__Instructions to follow__
Would you output the lines from the one with "Give me a plain-text" through the last line of the material below, exactly, but without pictures?

Items from a dataset
-- START --

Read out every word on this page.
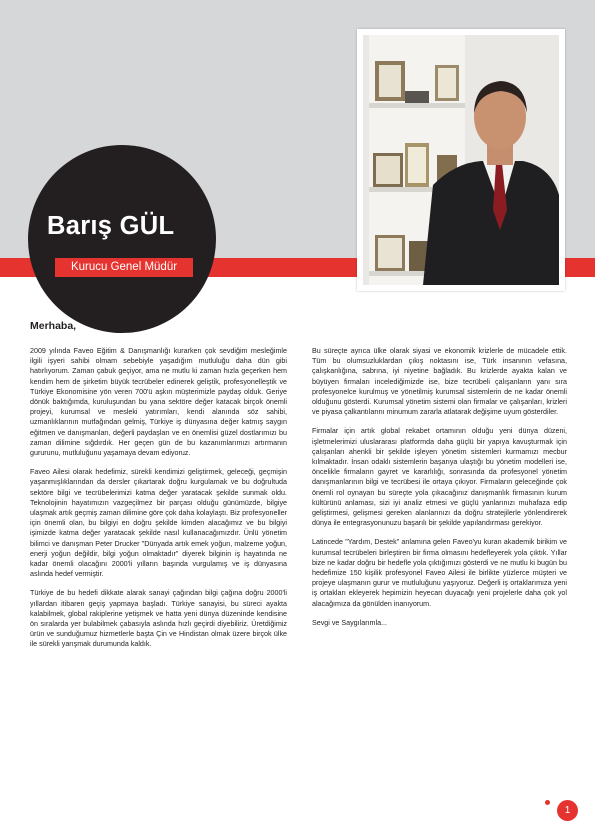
Barış GÜL
Kurucu Genel Müdür
Merhaba,

2009 yılında Faveo Eğitim & Danışmanlığı kurarken çok sevdiğim mesleğimle ilgili işyeri sahibi olmam sebebiyle yaşadığım mutluluğu daha dün gibi hatırlıyorum. Zaman çabuk geçiyor, ama ne mutlu ki zaman hızla geçerken hem kendim hem de şirketim büyük tecrübeler edinerek gelişti̇k, profesyonelleştik ve Türkiye Ekonomisine yön veren 700'ü aşkın müşterimizle paydaş olduk. Geriye dönük baktığımda, kuruluşundan bu yana sektöre değer katacak birçok önemli projeyi, kurumsal ve mesleki yatırımları, kendi alanında söz sahibi, uzmanlıklarının mutfağından gelmiş, Türkiye iş dünyasına değer katmış saygın eğitmen ve danışmanları, değerli paydaşları ve en önemlisi güzel dostlarımızı bu zaman dilimine sığdırdık. Her geçen gün de bu kazanımlarımızı artırmanın gururunu, mutluluğunu yaşamaya devam ediyoruz.

Faveo Ailesi olarak hedefimiz, sürekli kendimizi geliştirmek, geleceği, geçmişin yaşanmışlıklarından da dersler çıkartarak doğru kurgulamak ve bu doğrultuda sektöre bilgi ve tecrübelerimizi katma değer yaratacak şekilde sunmak oldu. Teknolojinin hayatımızın vazgeçilmez bir parçası olduğu günümüzde, bilgiye ulaşmak artık geçmiş zaman dilimine göre çok daha kolaylaştı. Biz profesyoneller için önemli olan, bu bilgiyi en doğru şekilde kimden alacağımız ve bu bilgiyi işimizde katma değer yaratacak şekilde nasıl kullanacağımızdır. Ünlü yönetim bilimci ve danışman Peter Drucker "Dünyada artık emek yoğun, malzeme yoğun, enerji yoğun değildir, bilgi yoğun olmaktadır" diyerek bilginin iş hayatında ne kadar önemli olacağını 2000'li yılların başında vurgulamış ve iş dünyasına aslında hedef vermiştir.

Türkiye de bu hedefi dikkate alarak sanayi çağından bilgi çağına doğru 2000'li yıllardan itibaren geçiş yapmaya başladı. Türkiye sanayisi, bu süreci ayakta kalabilmek, global rakiplerine yetişmek ve hatta yeni dünya düzeninde kendisine ön sıralarda yer bulabilmek çabasıyla aslında hızlı geçirdi diyebiliriz. Üretdiğimiz ürün ve sunduğumuz hizmetlerle başta Çin ve Hindistan olmak üzere birçok ülke ile sürekli yarışmak durumunda kaldık.

Bu süreçte ayrıca ülke olarak siyasi ve ekonomik krizlerle de mücadele ettik. Tüm bu olumsuzluklardan çıkış noktasını ise, Türk insanının vefasına, çalışkanlığına, sabrına, iyi niyetine bağladık. Bu krizlerde ayakta kalan ve büyüyen firmaları incelediğimizde ise, bize tecrübeli çalışanların yanı sıra profesyonelce kurulmuş ve yönetilmiş kurumsal sistemlerin de ne kadar önemli olduğunu gösterdi. Kurumsal yönetim sistemi olan firmalar ve çalışanları, krizleri ve piyasa çalkantılarını minumum zararla atlatarak değişime uyum gösterdiler.

Firmalar için artık global rekabet ortamının olduğu yeni dünya düzeni, işletmelerimizi uluslararası platformda daha güçlü bir yapıya kavuşturmak için çalışanları ahenkli bir şekilde işleyen yönetim sistemleri kurmamızı mecbur kılmaktadır. İnsan odaklı sistemlerin başarıya ulaştığı bu yönetim modelleri ise, öncelikle firmaların gayret ve kararlılığı, sonrasında da profesyonel yönetim danışmanlarının bilgi ve tecrübesi ile ortaya çıkıyor. Firmaların geleceğinde çok önemli rol oynayan bu süreçte yola çıkacağınız danışmanlık firmasının kurum kültürünü anlaması, sizi iyi analiz etmesi ve güçlü yanlarınızı muhafaza edip geliştirmesi, gelişmesi gereken alanlarınızı da doğru stratejilerle yönlendirerek dünya ile entegrasyonunuzu başarılı bir şekilde yapılandırması gerekiyor.

Latincede "Yardım, Destek" anlamına gelen Faveo'yu kuran akademik birikim ve kurumsal tecrübeleri birleştiren bir firma olmasını hedefleyerek yola çıktık. Yıllar bize ne kadar doğru bir hedefle yola çıktığımızı gösterdi ve ne mutlu ki bugün bu hedefimize 150 kişilik profesyonel Faveo Ailesi ile birlikte yüzlerce müşteri ve projeye ulaşmanın gurur ve mutluluğunu yaşıyoruz. Değerli iş ortaklarımıza yeni iş ortakları ekleyerek hepimizin heyecan duyacağı yeni projelerle daha çok yol alacağımıza da gönülden inanıyorum.

Sevgi ve Saygılarımla...

1
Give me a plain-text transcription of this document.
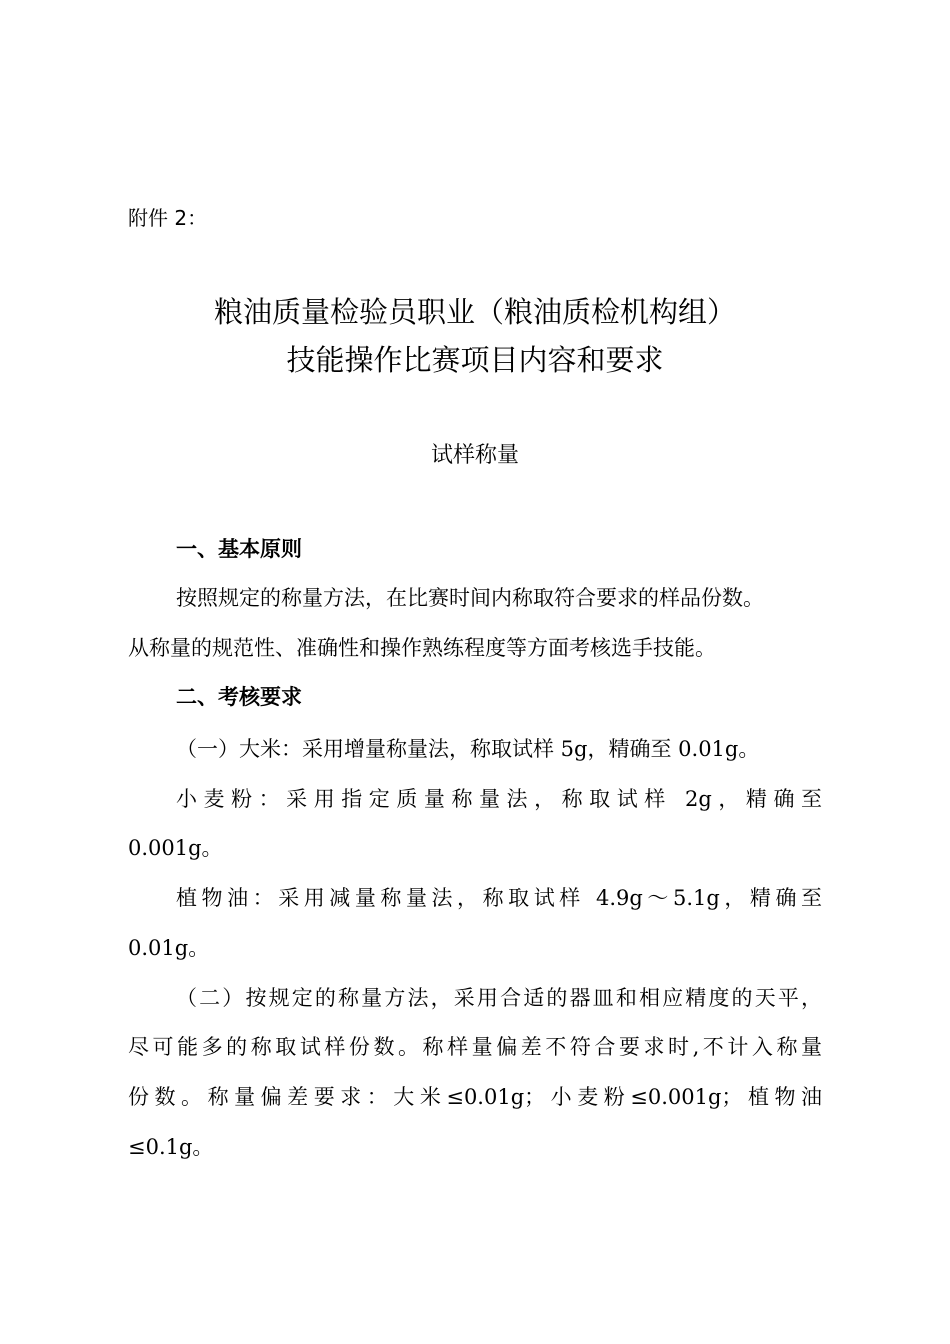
附件 2：

粮油质量检验员职业（粮油质检机构组）
技能操作比赛项目内容和要求
试样称量
一、基本原则

按照规定的称量方法，在比赛时间内称取符合要求的样品份数。

从称量的规范性、准确性和操作熟练程度等方面考核选手技能。

二、考核要求

（一）大米：采用增量称量法，称取试样 5g，精确至 0.01g。

小麦粉：采用指定质量称量法，称取试样 2g，精确至

0.001g。

植物油：采用减量称量法，称取试样 4.9g～5.1g，精确至

0.01g。

（二）按规定的称量方法，采用合适的器皿和相应精度的天平，

尽可能多的称取试样份数。称样量偏差不符合要求时,不计入称量

份数。称量偏差要求：大米≤0.01g；小麦粉≤0.001g；植物油

≤0.1g。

-- END --

__Answer for this exercise__
Give me a plain-text transcription of this document.
附件 2：

粮油质量检验员职业（粮油质检机构组）
技能操作比赛项目内容和要求
试样称量
一、基本原则

按照规定的称量方法，在比赛时间内称取符合要求的样品份数。

从称量的规范性、准确性和操作熟练程度等方面考核选手技能。

二、考核要求

（一）大米：采用增量称量法，称取试样 5g，精确至 0.01g。

小麦粉：采用指定质量称量法，称取试样 2g，精确至

0.001g。

植物油：采用减量称量法，称取试样 4.9g～5.1g，精确至

0.01g。

（二）按规定的称量方法，采用合适的器皿和相应精度的天平，

尽可能多的称取试样份数。称样量偏差不符合要求时,不计入称量

份数。称量偏差要求：大米≤0.01g；小麦粉≤0.001g；植物油

≤0.1g。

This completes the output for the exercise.